Search the material for the string "elec" and copy each line where it occurs.

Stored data
:::::
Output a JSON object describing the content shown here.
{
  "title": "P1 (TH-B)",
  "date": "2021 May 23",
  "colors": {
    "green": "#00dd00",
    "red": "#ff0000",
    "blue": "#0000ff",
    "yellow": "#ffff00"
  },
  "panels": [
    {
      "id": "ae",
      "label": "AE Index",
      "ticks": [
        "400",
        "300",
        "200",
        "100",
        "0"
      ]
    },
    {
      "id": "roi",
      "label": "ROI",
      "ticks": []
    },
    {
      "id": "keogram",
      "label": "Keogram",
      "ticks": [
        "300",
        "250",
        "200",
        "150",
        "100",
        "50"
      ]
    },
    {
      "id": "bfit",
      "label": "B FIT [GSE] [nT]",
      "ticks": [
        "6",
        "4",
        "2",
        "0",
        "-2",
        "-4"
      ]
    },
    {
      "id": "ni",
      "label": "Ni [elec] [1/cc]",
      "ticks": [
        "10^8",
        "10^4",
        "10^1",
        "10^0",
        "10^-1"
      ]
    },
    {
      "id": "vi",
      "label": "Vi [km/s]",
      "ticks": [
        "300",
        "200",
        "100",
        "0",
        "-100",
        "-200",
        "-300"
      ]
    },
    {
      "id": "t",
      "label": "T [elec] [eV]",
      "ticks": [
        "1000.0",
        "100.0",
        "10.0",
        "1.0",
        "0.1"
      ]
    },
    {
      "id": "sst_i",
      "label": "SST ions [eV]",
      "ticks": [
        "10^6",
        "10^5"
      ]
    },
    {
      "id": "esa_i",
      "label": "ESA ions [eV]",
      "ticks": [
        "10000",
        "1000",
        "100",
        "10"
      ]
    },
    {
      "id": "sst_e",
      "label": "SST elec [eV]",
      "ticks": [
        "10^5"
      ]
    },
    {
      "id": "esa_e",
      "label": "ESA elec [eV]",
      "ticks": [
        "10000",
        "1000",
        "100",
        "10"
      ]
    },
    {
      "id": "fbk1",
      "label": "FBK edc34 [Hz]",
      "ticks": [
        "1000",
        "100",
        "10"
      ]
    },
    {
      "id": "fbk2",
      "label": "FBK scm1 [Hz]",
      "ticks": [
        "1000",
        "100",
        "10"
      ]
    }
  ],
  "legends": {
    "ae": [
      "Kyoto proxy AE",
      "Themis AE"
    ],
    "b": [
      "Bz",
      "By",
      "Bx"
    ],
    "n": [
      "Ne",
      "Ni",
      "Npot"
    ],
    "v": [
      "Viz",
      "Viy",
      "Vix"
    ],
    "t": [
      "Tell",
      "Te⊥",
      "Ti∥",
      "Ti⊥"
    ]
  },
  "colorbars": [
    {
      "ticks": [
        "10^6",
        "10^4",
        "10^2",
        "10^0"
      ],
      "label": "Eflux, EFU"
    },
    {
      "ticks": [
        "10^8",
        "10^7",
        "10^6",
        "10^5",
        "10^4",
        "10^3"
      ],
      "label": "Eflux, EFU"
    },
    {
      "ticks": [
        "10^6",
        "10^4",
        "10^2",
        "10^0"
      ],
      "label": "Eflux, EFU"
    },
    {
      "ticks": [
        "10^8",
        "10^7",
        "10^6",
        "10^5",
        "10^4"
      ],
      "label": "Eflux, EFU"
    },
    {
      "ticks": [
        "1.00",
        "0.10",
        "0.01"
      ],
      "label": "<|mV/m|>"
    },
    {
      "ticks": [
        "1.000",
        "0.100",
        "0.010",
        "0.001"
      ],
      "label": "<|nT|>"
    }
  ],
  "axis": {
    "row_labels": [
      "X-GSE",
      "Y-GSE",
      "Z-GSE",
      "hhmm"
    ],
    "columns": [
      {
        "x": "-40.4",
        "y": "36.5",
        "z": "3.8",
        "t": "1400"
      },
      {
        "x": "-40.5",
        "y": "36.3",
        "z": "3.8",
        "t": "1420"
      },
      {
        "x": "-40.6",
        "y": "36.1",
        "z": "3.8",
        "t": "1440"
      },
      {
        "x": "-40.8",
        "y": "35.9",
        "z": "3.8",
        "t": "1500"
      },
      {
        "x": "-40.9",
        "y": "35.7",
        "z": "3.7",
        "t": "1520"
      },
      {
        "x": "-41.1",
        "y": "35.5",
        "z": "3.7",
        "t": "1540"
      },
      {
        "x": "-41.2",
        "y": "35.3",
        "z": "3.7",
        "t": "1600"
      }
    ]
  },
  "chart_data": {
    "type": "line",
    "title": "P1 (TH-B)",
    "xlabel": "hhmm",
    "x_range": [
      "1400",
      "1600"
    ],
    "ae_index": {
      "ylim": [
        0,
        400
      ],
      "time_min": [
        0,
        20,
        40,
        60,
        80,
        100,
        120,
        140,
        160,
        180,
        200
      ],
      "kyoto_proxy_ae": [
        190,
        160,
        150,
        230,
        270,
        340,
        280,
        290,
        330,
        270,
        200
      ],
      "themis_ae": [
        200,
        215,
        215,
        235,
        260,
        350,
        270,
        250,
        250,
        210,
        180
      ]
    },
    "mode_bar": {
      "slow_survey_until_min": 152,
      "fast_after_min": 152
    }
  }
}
:::::
#### [TASK SOLUTION]
      "label": "Ni [elec] [1/cc]",
      "label": "T [elec] [eV]",
      "label": "SST elec [eV]",
      "label": "ESA elec [eV]",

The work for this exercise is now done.